**Objective**
Give all of the lines again, with nothing added or dropped.

[Saved entries]

[BEGIN]

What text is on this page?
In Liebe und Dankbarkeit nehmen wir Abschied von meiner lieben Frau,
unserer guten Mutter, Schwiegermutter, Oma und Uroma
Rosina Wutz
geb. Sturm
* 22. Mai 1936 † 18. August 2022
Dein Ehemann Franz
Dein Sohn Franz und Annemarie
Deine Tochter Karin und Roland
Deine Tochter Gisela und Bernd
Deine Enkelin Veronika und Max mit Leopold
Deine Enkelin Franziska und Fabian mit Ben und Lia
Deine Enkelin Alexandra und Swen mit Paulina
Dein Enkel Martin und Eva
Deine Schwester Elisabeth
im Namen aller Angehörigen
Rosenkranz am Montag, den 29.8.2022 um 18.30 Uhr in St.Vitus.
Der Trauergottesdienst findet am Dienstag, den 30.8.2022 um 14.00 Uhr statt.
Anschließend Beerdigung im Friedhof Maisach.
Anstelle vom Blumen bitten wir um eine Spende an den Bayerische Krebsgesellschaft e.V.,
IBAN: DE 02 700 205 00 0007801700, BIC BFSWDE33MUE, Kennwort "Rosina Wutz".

[END]

**Completed exercise**
What text is on this page?
In Liebe und Dankbarkeit nehmen wir Abschied von meiner lieben Frau,
unserer guten Mutter, Schwiegermutter, Oma und Uroma
Rosina Wutz
geb. Sturm
* 22. Mai 1936 † 18. August 2022
Dein Ehemann Franz
Dein Sohn Franz und Annemarie
Deine Tochter Karin und Roland
Deine Tochter Gisela und Bernd
Deine Enkelin Veronika und Max mit Leopold
Deine Enkelin Franziska und Fabian mit Ben und Lia
Deine Enkelin Alexandra und Swen mit Paulina
Dein Enkel Martin und Eva
Deine Schwester Elisabeth
im Namen aller Angehörigen
Rosenkranz am Montag, den 29.8.2022 um 18.30 Uhr in St.Vitus.
Der Trauergottesdienst findet am Dienstag, den 30.8.2022 um 14.00 Uhr statt.
Anschließend Beerdigung im Friedhof Maisach.
Anstelle vom Blumen bitten wir um eine Spende an den Bayerische Krebsgesellschaft e.V.,
IBAN: DE 02 700 205 00 0007801700, BIC BFSWDE33MUE, Kennwort "Rosina Wutz".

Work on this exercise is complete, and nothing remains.